## OBJECTIVE
Extract verbatim every line from the one containing "Output the text content of this document." to the final line of the records below, inclusive, and exclude all pictures.

Extracted data entries:
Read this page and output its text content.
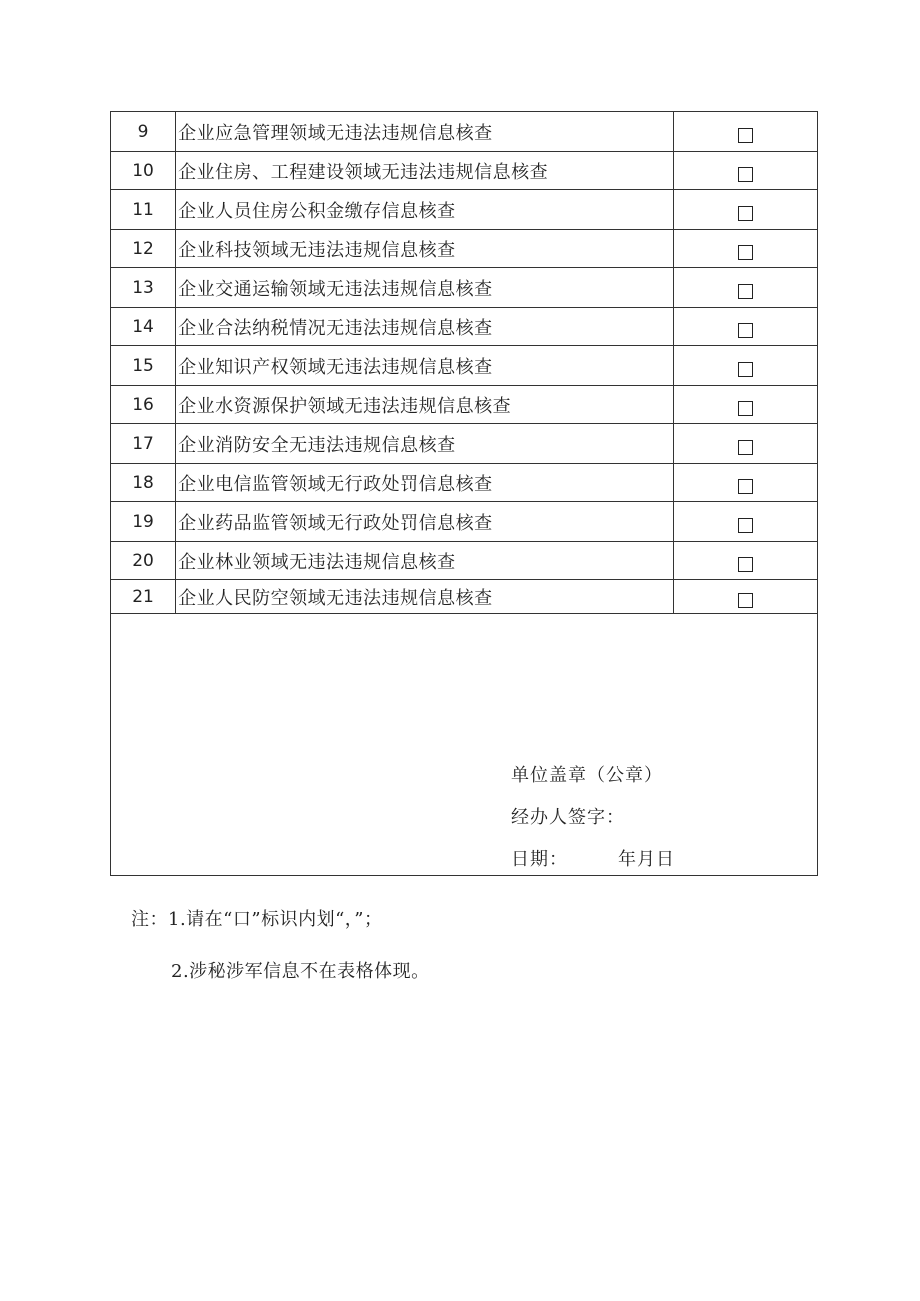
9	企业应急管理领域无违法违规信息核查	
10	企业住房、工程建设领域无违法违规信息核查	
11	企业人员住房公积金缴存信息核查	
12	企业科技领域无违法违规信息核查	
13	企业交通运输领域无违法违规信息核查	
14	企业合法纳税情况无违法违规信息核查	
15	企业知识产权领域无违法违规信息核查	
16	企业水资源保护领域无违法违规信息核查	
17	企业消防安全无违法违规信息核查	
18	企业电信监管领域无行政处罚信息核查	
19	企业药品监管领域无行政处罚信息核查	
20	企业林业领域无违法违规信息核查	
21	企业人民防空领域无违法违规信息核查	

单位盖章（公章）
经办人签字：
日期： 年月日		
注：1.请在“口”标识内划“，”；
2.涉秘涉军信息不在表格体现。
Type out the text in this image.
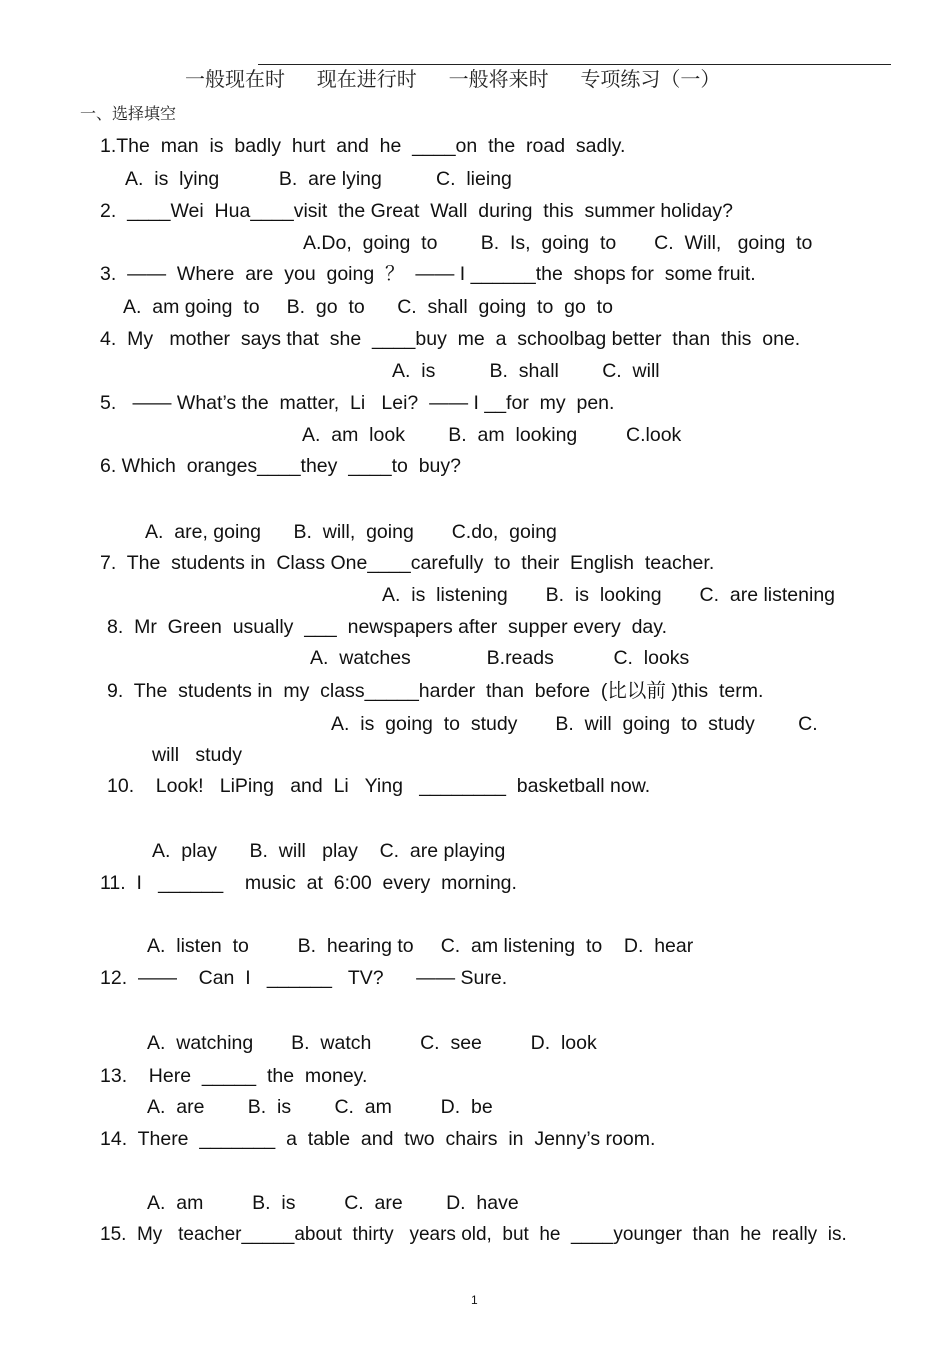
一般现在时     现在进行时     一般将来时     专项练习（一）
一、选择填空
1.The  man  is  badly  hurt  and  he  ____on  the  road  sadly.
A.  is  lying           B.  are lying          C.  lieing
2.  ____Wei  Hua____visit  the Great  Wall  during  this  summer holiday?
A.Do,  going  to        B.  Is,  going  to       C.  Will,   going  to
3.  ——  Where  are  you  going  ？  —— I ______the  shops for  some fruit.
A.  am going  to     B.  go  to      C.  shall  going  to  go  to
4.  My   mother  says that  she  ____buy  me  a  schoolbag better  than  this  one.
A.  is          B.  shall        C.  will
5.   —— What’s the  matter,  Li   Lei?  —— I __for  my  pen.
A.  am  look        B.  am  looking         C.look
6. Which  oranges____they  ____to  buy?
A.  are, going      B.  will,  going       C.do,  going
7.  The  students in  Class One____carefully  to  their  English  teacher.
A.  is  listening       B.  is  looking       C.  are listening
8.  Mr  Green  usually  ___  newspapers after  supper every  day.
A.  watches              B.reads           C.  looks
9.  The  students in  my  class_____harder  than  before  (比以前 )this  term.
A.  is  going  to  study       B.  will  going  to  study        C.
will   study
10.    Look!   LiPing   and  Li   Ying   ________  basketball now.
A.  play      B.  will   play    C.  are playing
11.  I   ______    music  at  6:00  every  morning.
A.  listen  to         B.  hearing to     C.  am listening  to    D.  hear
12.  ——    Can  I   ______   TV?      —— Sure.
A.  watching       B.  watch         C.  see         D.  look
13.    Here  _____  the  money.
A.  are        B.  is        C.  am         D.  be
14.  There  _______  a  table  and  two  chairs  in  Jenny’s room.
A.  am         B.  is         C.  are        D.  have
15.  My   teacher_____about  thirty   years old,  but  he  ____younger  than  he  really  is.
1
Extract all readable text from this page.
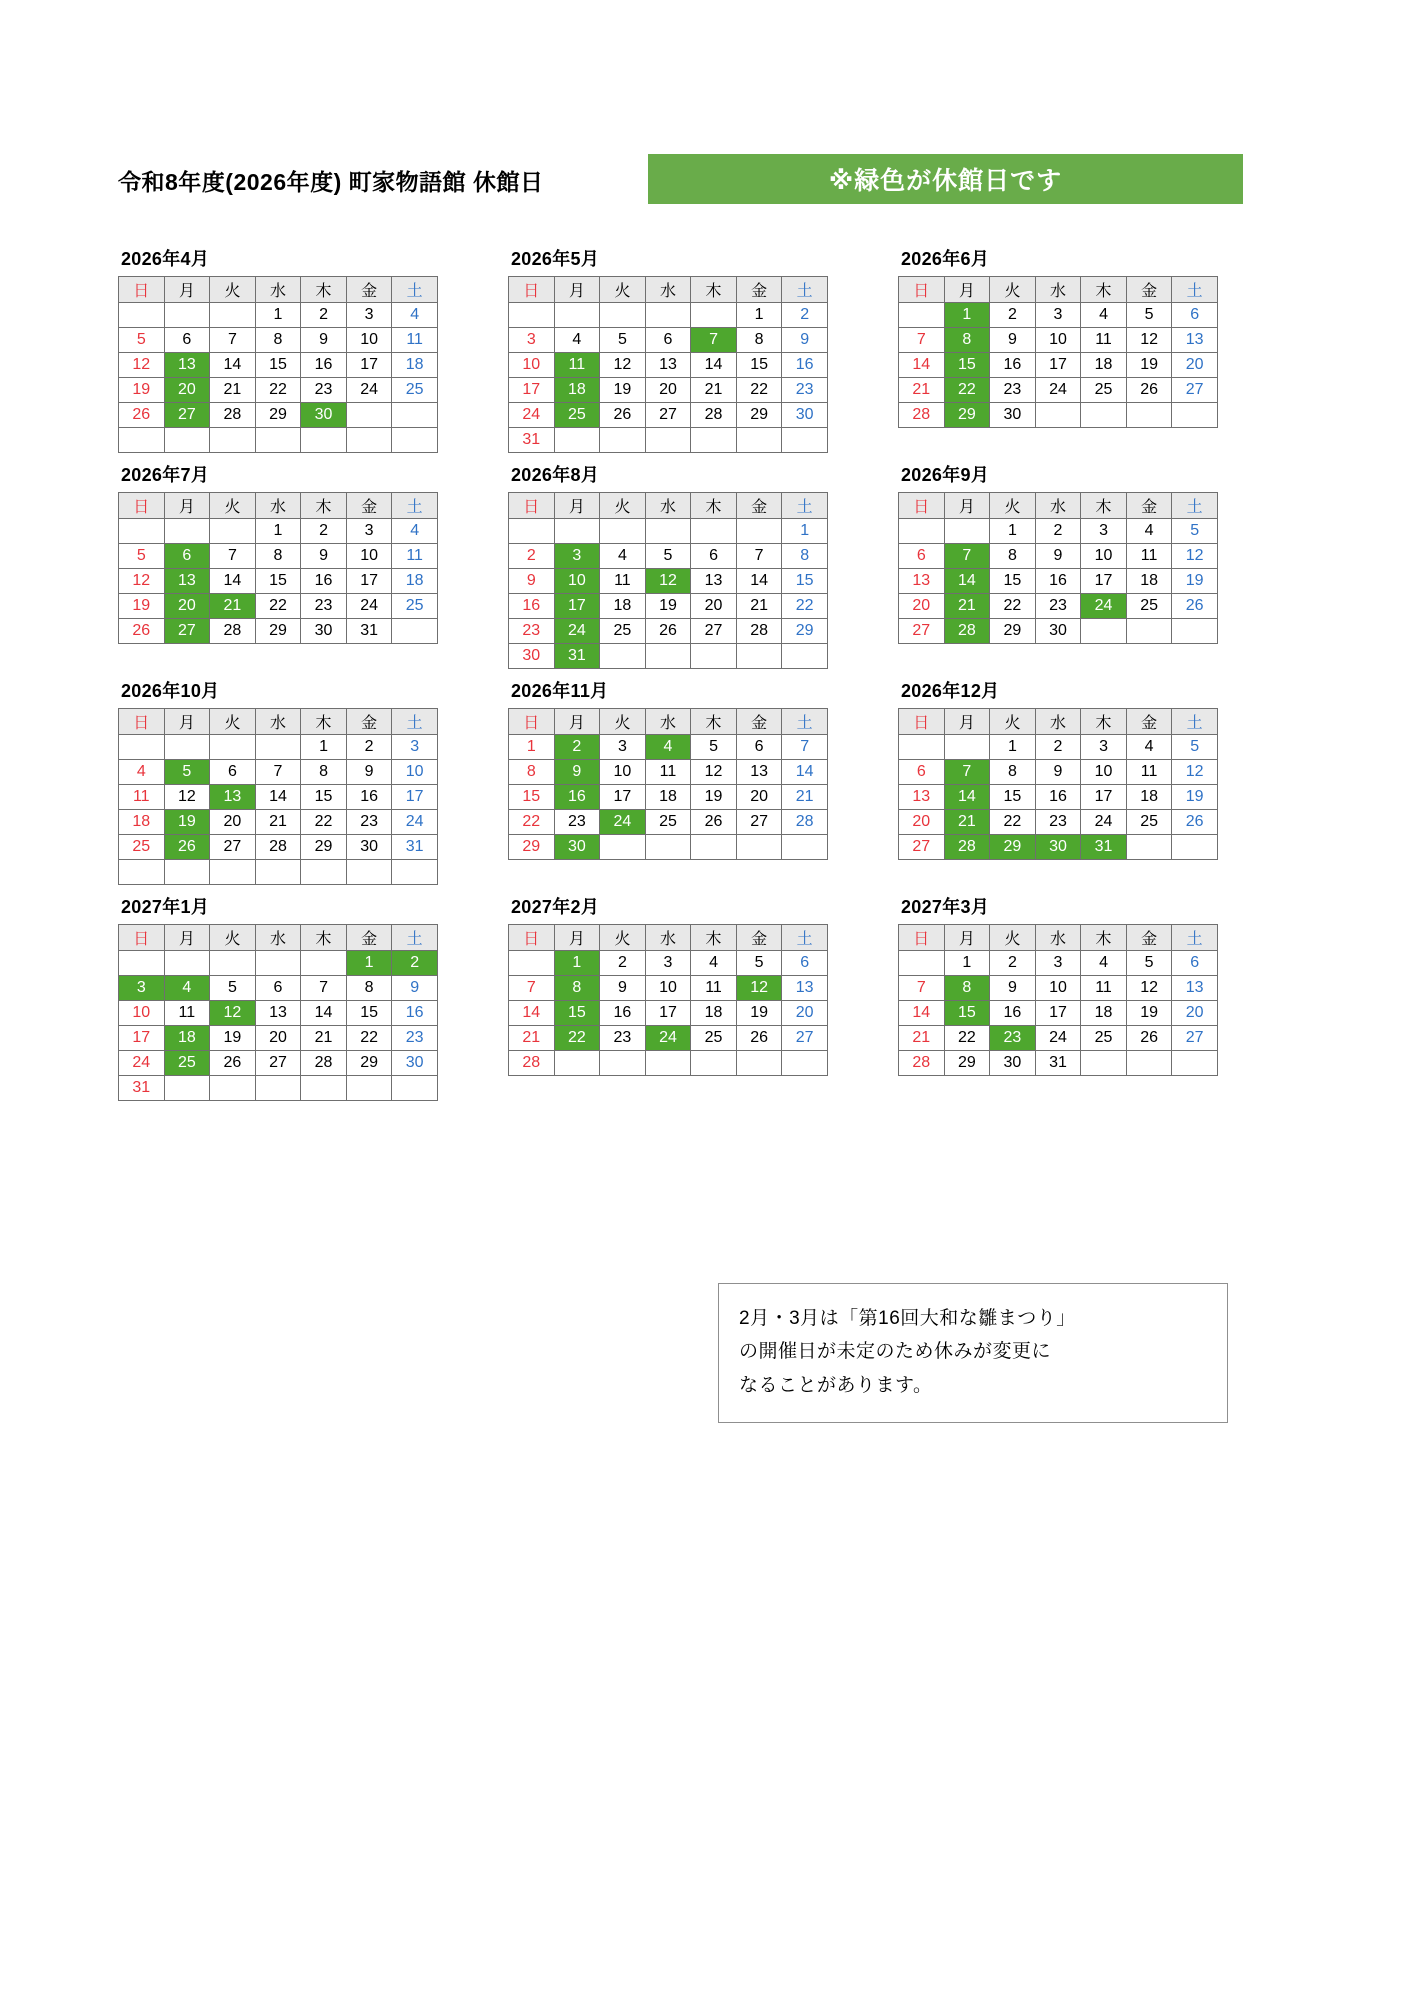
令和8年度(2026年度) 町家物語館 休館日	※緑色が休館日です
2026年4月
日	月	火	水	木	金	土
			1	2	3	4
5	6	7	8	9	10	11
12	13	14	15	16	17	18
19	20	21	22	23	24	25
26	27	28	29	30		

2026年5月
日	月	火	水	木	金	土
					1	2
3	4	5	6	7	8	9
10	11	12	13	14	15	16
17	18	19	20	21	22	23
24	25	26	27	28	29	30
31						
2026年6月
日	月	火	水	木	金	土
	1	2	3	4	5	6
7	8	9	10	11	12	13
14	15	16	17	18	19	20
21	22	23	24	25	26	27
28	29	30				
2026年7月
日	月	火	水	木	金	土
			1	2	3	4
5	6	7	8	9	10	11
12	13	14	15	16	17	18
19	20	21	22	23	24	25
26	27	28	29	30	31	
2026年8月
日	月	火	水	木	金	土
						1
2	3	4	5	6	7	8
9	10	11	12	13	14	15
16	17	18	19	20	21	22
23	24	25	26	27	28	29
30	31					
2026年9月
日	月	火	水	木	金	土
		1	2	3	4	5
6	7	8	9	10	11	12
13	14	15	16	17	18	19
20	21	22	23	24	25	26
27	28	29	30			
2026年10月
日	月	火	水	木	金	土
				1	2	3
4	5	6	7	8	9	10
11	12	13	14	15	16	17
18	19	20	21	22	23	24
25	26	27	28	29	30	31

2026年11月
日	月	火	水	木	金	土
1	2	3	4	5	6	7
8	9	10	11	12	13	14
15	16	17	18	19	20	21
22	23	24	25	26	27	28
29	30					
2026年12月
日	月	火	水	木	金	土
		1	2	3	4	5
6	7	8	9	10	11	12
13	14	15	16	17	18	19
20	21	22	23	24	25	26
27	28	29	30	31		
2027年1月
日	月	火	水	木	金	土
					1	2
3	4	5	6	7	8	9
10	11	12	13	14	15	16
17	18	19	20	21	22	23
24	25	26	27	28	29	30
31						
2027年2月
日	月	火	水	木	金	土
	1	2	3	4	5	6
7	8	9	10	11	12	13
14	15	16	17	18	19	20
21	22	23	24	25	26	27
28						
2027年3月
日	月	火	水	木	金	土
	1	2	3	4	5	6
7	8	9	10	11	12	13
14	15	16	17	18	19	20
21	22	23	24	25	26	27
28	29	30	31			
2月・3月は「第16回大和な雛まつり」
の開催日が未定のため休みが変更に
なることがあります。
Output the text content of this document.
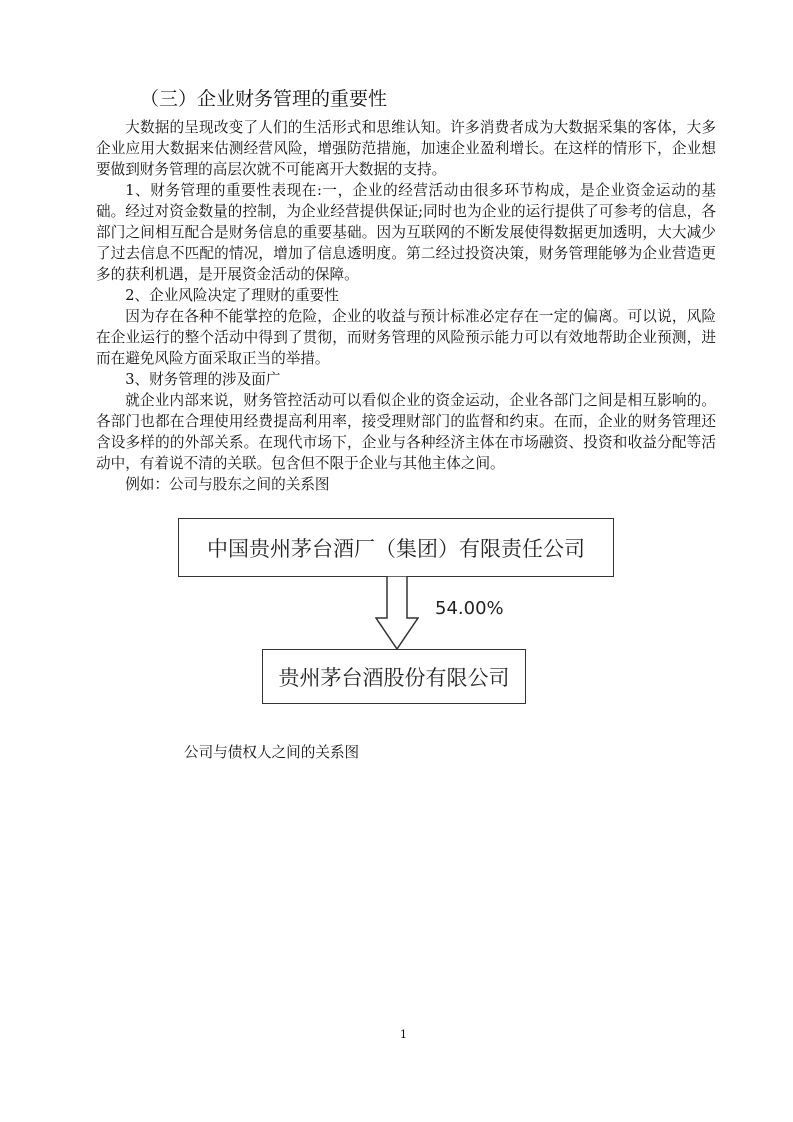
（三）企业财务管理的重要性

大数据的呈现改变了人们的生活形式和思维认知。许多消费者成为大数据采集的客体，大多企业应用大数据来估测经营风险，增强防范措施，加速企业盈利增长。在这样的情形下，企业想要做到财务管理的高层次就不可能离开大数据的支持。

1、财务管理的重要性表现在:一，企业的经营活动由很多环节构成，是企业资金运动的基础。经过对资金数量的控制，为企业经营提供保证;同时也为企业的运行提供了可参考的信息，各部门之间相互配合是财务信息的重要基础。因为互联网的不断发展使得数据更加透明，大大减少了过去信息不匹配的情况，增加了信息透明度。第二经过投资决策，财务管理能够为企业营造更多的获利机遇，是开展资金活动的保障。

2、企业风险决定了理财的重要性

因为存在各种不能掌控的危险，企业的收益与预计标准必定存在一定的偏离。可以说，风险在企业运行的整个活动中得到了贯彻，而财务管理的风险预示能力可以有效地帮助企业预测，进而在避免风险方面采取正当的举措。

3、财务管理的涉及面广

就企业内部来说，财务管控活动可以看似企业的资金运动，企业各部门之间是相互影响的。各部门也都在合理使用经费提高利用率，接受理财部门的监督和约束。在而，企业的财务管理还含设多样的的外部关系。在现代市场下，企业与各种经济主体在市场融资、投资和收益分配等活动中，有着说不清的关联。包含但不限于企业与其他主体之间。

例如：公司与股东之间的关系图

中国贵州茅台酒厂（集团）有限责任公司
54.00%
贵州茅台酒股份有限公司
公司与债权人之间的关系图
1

## PROBLEM SOLUTION
Output the text content of this document.
（三）企业财务管理的重要性

大数据的呈现改变了人们的生活形式和思维认知。许多消费者成为大数据采集的客体，大多企业应用大数据来估测经营风险，增强防范措施，加速企业盈利增长。在这样的情形下，企业想要做到财务管理的高层次就不可能离开大数据的支持。

1、财务管理的重要性表现在:一，企业的经营活动由很多环节构成，是企业资金运动的基础。经过对资金数量的控制，为企业经营提供保证;同时也为企业的运行提供了可参考的信息，各部门之间相互配合是财务信息的重要基础。因为互联网的不断发展使得数据更加透明，大大减少了过去信息不匹配的情况，增加了信息透明度。第二经过投资决策，财务管理能够为企业营造更多的获利机遇，是开展资金活动的保障。

2、企业风险决定了理财的重要性

因为存在各种不能掌控的危险，企业的收益与预计标准必定存在一定的偏离。可以说，风险在企业运行的整个活动中得到了贯彻，而财务管理的风险预示能力可以有效地帮助企业预测，进而在避免风险方面采取正当的举措。

3、财务管理的涉及面广

就企业内部来说，财务管控活动可以看似企业的资金运动，企业各部门之间是相互影响的。各部门也都在合理使用经费提高利用率，接受理财部门的监督和约束。在而，企业的财务管理还含设多样的的外部关系。在现代市场下，企业与各种经济主体在市场融资、投资和收益分配等活动中，有着说不清的关联。包含但不限于企业与其他主体之间。

例如：公司与股东之间的关系图

中国贵州茅台酒厂（集团）有限责任公司
54.00%
贵州茅台酒股份有限公司
公司与债权人之间的关系图
1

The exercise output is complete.